Tally the lines holding the word "experience" and state the count by itself.
--- BEGIN ---
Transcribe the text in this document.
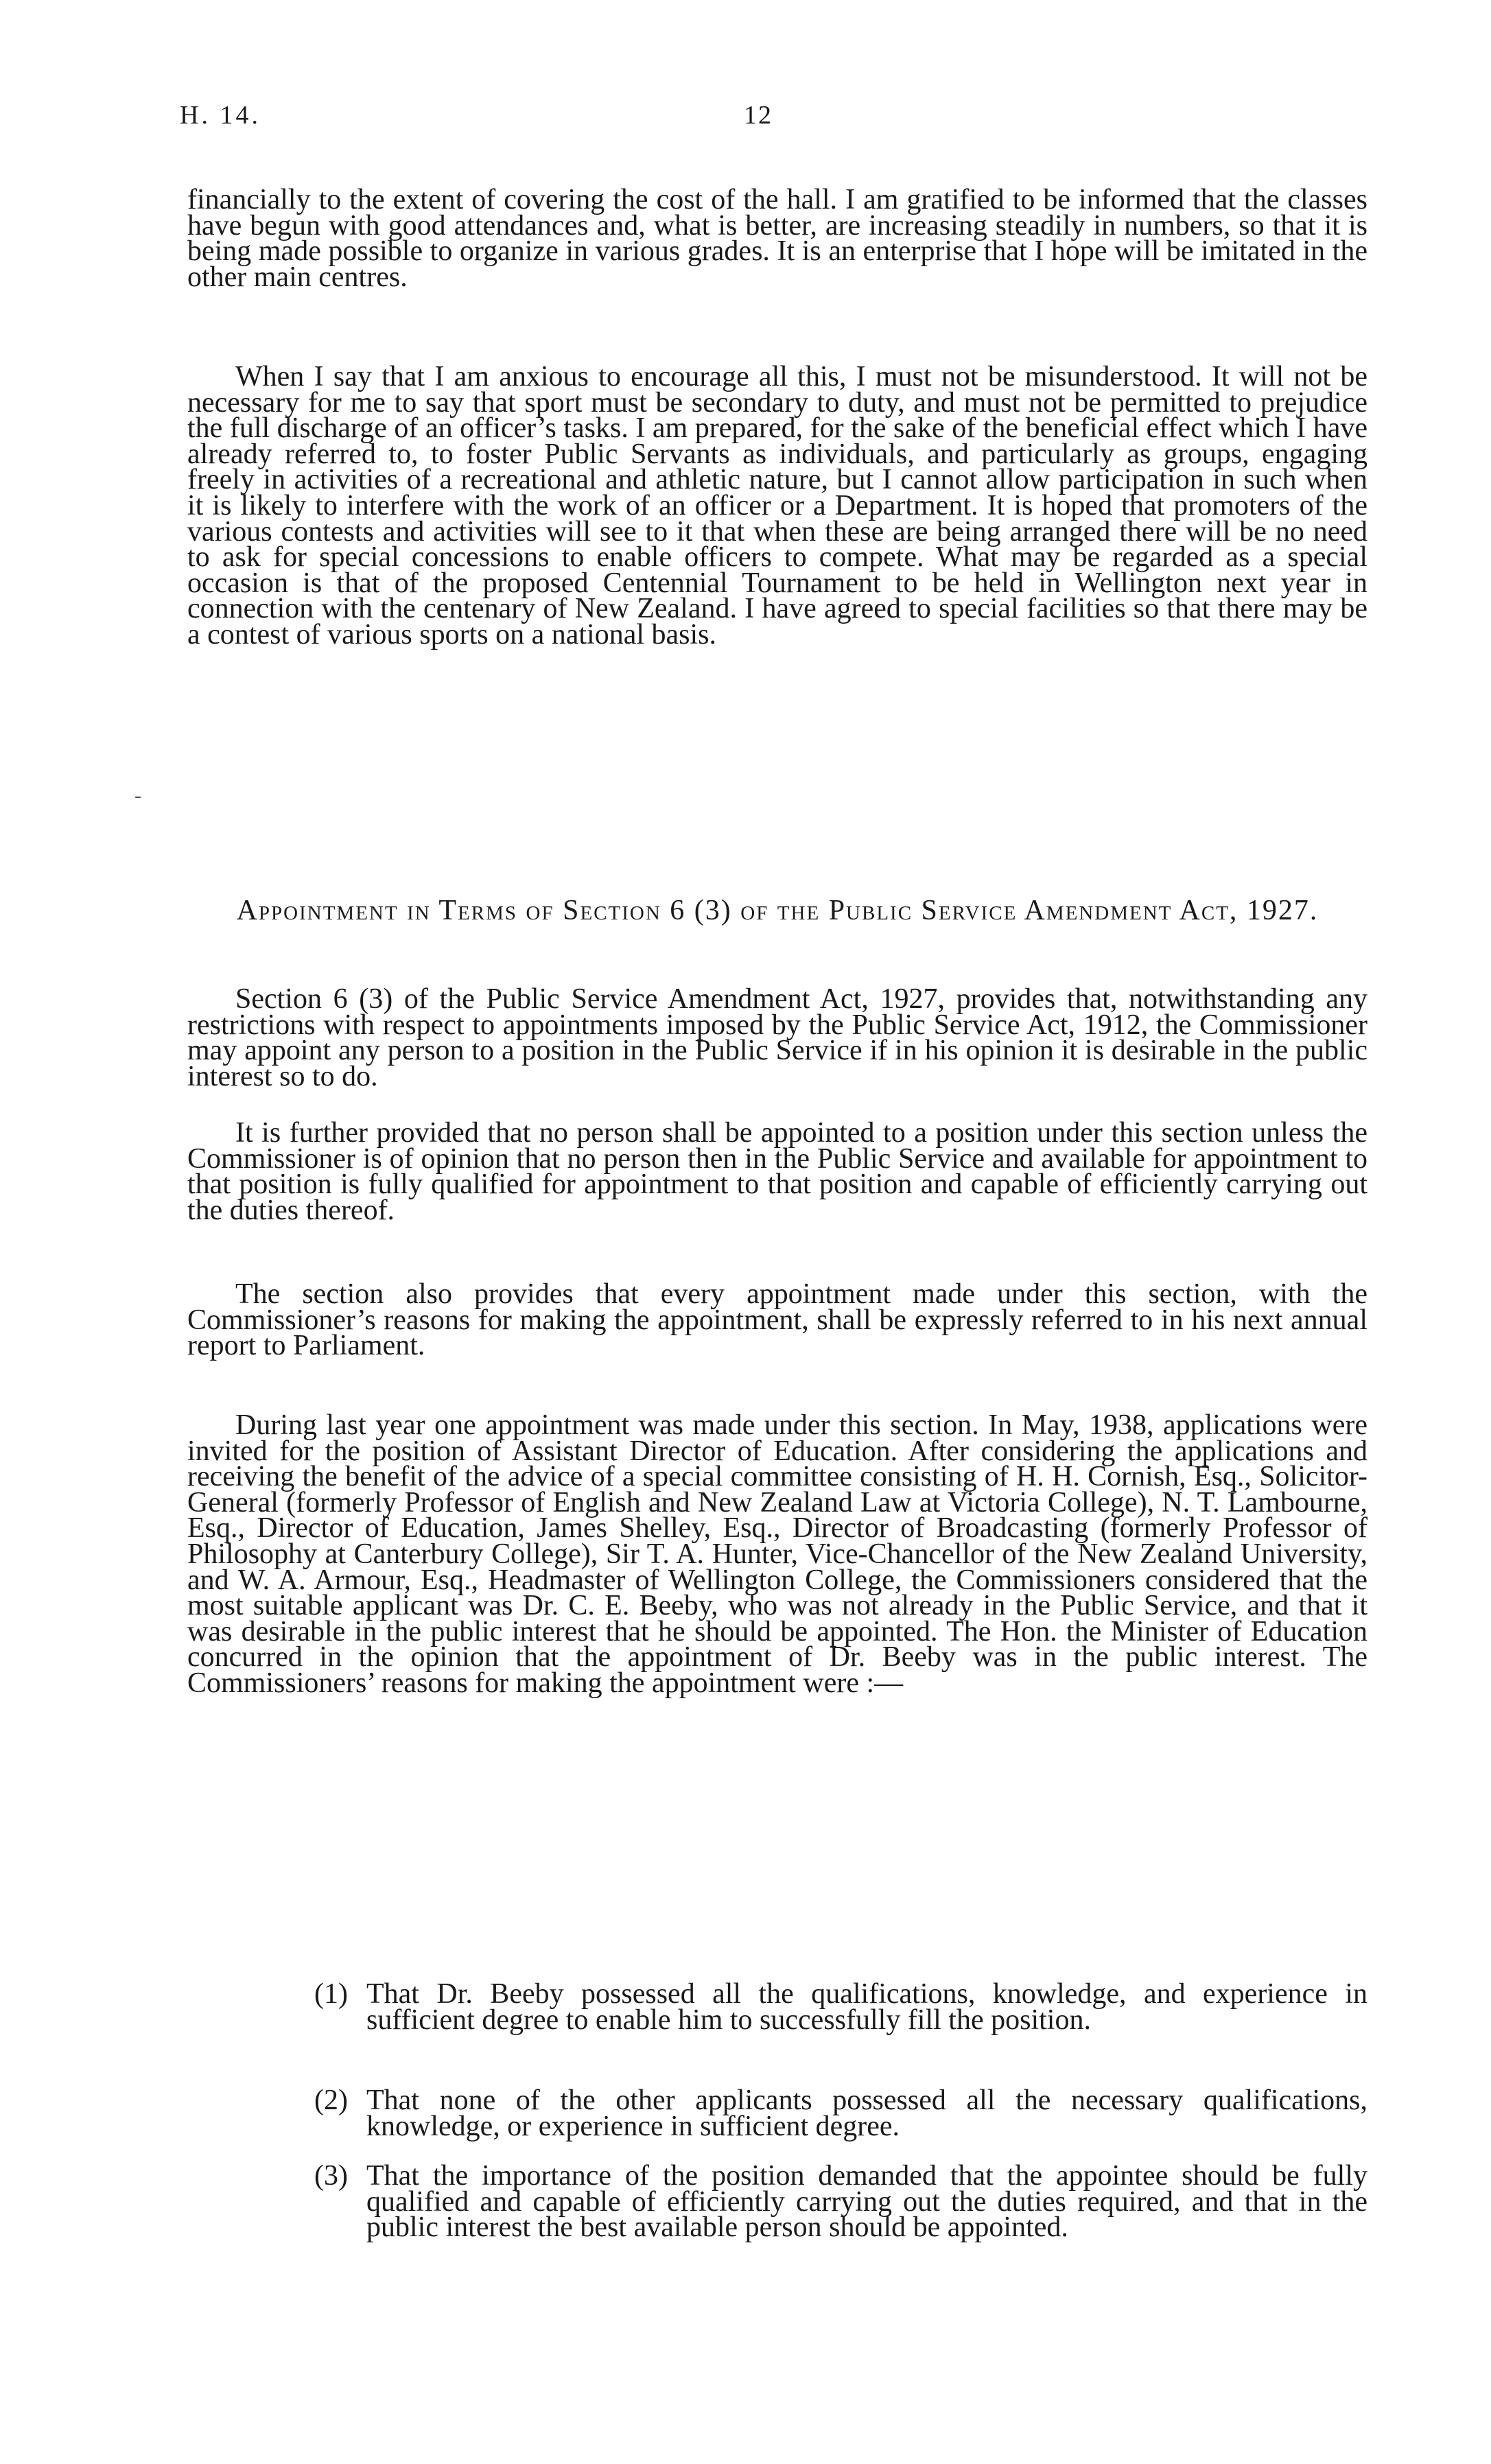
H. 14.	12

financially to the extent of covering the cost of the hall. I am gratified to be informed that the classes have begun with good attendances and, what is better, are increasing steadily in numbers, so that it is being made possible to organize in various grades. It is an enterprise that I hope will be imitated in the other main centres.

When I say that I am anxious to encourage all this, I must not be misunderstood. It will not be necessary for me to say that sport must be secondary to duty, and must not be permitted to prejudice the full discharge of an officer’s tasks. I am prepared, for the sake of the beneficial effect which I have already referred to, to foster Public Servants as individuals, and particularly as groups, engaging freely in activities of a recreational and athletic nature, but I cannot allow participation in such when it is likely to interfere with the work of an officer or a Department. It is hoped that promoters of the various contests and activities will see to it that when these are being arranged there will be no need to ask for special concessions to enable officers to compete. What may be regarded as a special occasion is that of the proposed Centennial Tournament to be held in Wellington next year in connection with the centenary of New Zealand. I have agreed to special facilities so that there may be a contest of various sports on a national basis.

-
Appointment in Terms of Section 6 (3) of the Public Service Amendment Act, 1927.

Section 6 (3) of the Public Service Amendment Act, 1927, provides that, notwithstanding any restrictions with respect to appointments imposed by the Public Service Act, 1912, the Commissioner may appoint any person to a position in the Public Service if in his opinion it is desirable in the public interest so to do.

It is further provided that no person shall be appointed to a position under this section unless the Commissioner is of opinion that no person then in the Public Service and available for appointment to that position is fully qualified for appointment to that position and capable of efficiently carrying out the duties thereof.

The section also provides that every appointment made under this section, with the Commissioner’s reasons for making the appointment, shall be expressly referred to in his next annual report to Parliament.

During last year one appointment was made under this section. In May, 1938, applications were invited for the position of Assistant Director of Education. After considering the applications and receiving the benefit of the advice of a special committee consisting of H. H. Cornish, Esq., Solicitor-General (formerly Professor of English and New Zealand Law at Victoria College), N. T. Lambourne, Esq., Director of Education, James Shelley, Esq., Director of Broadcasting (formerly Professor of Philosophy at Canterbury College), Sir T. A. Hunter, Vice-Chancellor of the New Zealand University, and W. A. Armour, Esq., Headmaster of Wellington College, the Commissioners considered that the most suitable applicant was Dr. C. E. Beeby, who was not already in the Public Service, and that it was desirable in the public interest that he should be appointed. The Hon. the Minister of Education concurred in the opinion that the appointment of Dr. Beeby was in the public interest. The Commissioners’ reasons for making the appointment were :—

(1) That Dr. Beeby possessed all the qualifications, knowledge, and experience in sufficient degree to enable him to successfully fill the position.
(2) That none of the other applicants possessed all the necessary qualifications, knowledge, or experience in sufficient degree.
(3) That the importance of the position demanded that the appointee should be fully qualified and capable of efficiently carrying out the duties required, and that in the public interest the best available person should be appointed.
--- END ---
--- BEGIN ---
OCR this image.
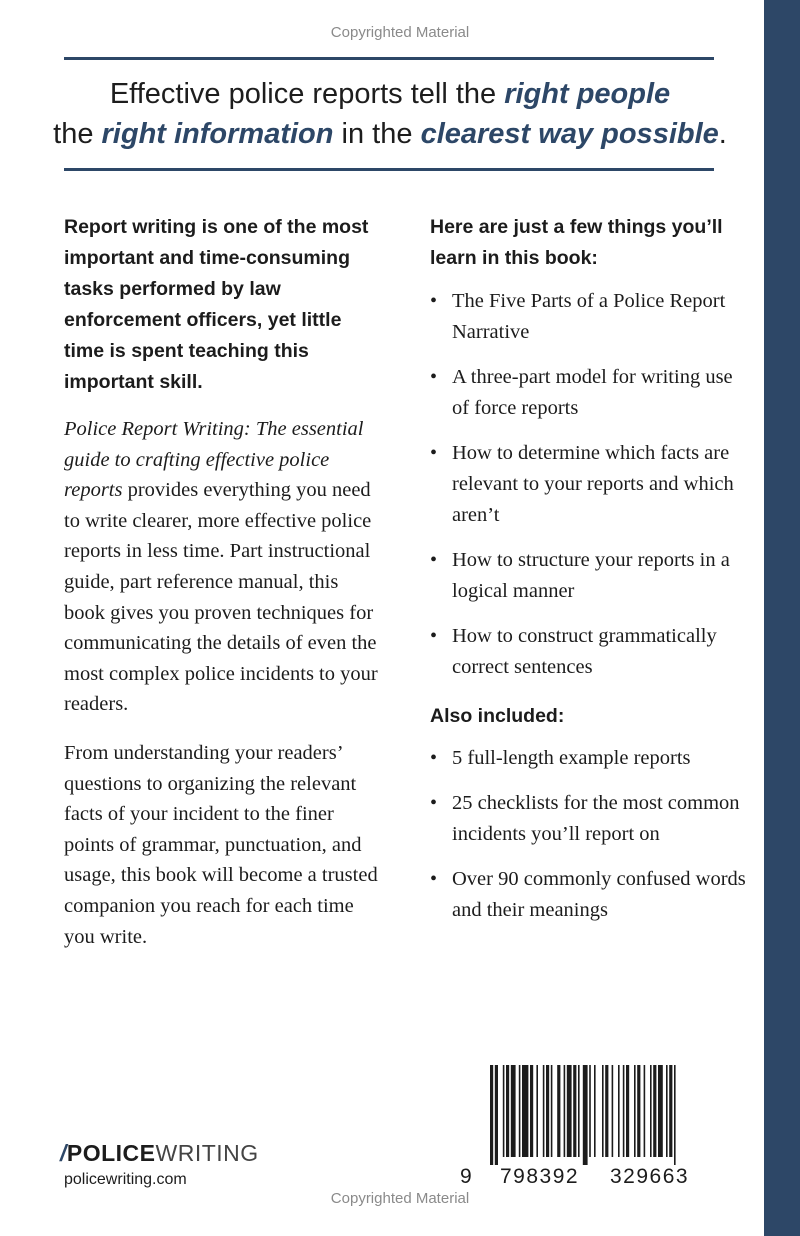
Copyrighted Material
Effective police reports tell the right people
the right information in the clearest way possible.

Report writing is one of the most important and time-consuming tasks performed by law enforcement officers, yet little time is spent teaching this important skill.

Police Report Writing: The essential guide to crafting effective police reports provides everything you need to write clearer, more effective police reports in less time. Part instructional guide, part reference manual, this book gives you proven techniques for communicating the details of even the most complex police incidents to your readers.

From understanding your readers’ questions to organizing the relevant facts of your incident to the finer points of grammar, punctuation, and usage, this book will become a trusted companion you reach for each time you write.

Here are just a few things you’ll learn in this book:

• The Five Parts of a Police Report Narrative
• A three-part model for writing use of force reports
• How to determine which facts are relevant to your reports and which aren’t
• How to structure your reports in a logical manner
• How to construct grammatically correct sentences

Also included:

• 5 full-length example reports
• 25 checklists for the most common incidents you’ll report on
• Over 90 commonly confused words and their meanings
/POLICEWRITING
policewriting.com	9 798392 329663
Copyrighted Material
--- END ---
--- BEGIN ---
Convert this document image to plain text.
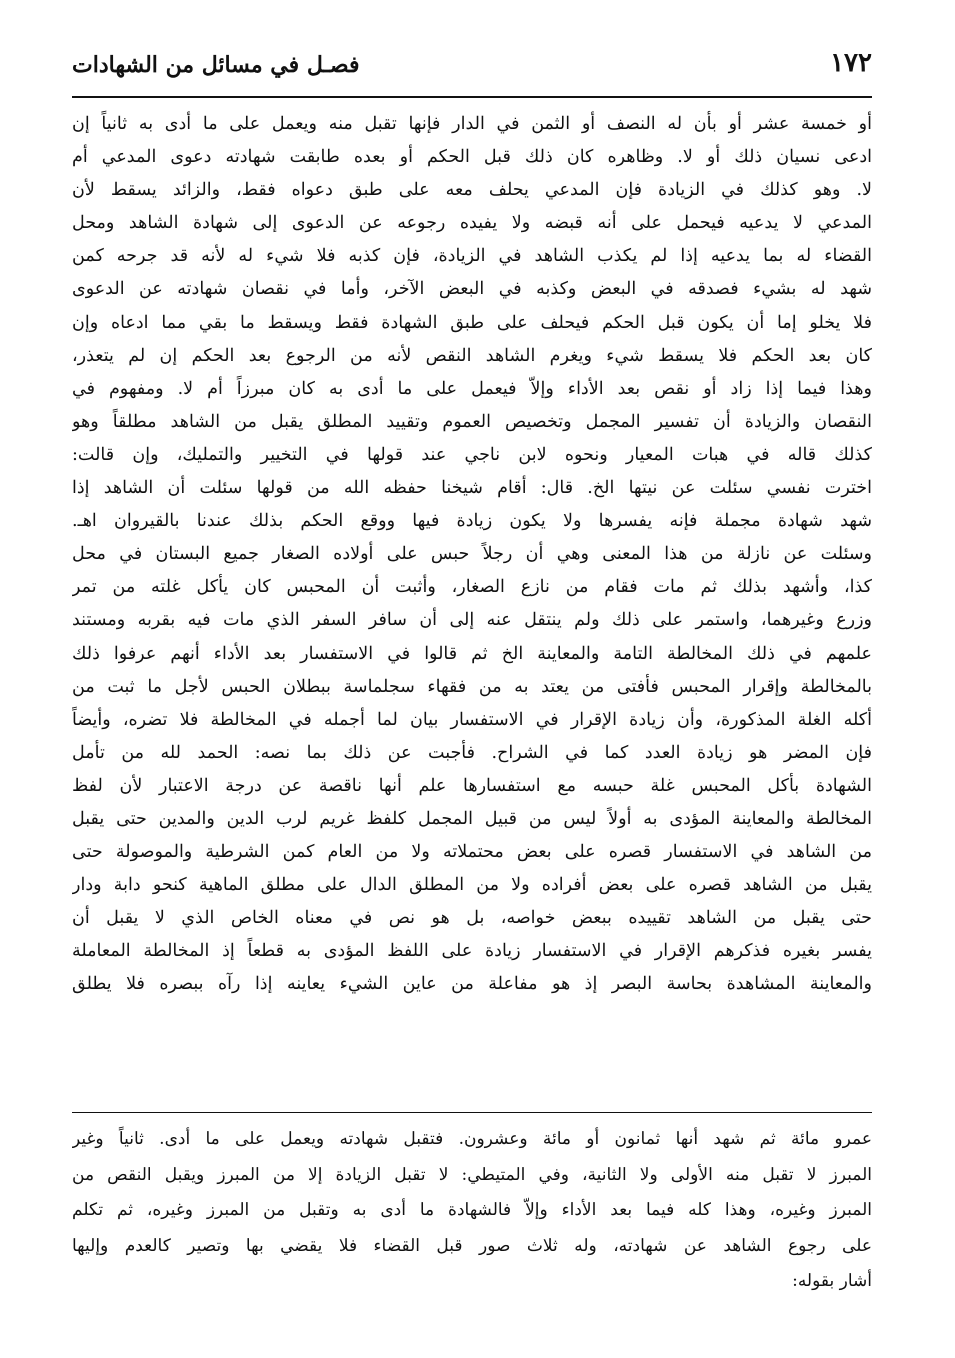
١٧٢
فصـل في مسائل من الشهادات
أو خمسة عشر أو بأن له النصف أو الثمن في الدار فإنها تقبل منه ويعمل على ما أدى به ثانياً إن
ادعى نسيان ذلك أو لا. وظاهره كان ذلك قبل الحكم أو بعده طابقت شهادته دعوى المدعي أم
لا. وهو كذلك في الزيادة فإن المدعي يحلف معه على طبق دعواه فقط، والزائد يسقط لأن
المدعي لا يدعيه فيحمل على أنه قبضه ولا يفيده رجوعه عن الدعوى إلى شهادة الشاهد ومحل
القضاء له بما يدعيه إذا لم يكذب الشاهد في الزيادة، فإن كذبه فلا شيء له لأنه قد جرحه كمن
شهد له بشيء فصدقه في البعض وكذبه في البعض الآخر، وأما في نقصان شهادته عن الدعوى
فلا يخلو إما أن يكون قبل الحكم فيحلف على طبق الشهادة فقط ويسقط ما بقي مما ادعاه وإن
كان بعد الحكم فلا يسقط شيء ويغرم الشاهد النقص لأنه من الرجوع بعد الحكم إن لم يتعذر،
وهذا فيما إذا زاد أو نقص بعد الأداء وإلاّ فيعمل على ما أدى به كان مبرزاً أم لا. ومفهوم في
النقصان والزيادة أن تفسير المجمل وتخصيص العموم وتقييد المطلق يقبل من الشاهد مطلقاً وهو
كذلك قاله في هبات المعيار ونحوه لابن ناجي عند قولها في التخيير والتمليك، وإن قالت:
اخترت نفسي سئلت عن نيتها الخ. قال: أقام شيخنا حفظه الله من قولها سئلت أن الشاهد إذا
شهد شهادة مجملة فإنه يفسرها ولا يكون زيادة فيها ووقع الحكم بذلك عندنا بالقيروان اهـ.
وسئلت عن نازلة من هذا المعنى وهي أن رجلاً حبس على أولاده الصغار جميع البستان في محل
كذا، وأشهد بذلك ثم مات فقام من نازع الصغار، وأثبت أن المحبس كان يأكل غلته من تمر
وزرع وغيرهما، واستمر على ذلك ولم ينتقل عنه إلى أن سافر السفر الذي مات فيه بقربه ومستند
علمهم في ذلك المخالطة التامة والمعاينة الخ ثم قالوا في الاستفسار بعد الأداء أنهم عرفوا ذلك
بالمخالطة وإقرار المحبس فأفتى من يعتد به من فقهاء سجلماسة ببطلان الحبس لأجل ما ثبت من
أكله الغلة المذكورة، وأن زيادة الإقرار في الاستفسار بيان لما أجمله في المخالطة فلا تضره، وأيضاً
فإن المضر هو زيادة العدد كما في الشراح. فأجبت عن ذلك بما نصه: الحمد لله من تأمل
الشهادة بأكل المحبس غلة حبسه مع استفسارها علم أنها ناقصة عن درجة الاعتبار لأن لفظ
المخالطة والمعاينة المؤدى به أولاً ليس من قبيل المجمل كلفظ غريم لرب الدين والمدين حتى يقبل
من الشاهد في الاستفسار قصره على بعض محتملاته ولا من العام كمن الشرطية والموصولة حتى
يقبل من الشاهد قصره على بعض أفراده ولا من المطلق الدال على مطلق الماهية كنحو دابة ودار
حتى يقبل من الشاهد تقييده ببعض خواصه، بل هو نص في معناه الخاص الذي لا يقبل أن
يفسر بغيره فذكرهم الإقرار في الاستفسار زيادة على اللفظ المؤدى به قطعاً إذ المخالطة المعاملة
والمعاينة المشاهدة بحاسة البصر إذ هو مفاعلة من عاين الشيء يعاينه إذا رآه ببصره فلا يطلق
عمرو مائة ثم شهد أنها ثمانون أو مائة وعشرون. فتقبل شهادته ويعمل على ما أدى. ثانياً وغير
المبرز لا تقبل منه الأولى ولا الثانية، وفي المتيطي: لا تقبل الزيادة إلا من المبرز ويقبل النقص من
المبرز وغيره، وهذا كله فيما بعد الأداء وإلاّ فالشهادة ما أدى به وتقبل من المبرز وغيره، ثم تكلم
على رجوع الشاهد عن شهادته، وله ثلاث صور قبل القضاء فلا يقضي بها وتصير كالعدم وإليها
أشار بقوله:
--- END ---
* [ANSWER] 2